Dataset entries on figures
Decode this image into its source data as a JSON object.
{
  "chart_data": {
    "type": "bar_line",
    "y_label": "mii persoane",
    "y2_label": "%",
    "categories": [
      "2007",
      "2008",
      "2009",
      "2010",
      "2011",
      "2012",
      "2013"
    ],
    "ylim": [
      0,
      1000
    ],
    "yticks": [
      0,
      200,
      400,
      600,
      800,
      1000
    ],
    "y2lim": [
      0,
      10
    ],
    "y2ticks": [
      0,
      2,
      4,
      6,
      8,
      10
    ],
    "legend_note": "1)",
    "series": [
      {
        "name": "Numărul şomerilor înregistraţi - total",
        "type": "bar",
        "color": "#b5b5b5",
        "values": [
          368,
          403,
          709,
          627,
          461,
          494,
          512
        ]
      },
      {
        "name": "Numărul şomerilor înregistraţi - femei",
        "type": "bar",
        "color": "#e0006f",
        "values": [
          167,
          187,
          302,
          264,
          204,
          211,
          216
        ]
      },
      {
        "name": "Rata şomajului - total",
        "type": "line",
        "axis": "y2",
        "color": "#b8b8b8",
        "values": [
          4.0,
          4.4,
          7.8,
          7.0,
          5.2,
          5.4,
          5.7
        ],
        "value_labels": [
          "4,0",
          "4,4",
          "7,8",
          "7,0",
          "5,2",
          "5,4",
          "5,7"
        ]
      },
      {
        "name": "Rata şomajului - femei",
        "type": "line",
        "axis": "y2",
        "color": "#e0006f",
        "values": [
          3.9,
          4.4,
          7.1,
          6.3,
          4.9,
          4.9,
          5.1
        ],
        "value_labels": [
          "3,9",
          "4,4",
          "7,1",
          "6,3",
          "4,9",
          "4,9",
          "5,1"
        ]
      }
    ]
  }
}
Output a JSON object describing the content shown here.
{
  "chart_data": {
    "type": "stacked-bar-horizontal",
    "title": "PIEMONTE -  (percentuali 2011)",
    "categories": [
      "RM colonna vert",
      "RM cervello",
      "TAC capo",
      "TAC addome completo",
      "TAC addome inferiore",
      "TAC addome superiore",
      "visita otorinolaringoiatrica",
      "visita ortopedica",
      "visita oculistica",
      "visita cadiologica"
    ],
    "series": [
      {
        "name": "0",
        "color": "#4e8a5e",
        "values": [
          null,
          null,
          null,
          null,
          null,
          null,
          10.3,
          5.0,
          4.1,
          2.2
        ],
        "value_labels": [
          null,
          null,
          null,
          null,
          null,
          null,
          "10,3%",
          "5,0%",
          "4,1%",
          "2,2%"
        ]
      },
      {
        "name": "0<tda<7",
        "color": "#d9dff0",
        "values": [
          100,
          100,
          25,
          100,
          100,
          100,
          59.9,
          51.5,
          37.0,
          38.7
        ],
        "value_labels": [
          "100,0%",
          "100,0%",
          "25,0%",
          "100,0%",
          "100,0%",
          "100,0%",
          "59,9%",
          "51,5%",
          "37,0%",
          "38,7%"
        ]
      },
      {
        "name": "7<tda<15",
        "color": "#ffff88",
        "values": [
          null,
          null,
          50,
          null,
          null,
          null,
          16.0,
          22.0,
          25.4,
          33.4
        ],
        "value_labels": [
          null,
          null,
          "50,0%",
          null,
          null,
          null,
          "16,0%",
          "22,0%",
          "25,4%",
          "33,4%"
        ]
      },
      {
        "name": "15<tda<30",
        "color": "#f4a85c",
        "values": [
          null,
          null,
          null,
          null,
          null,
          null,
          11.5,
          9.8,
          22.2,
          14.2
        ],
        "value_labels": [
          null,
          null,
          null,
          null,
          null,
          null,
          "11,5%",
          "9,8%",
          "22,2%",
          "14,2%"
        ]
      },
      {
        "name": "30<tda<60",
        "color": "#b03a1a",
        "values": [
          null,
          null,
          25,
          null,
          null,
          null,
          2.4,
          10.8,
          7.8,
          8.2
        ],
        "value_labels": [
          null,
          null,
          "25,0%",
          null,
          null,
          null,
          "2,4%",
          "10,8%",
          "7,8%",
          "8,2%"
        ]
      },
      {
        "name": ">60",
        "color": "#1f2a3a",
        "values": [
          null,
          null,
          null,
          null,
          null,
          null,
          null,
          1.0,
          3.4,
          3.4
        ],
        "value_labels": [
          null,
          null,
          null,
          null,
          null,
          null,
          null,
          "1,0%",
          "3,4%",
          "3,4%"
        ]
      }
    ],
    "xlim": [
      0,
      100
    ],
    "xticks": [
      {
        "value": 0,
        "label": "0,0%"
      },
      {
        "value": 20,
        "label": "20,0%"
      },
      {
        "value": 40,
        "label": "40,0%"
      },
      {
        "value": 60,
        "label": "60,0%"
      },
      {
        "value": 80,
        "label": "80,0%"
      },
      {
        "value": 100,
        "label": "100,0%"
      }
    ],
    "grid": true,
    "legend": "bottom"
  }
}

● What the task asks:
For each line in the data above that contains the string "şomerilor", extract the line.

● Solution:
        "name": "Numărul şomerilor înregistraţi - total",
        "name": "Numărul şomerilor înregistraţi - femei",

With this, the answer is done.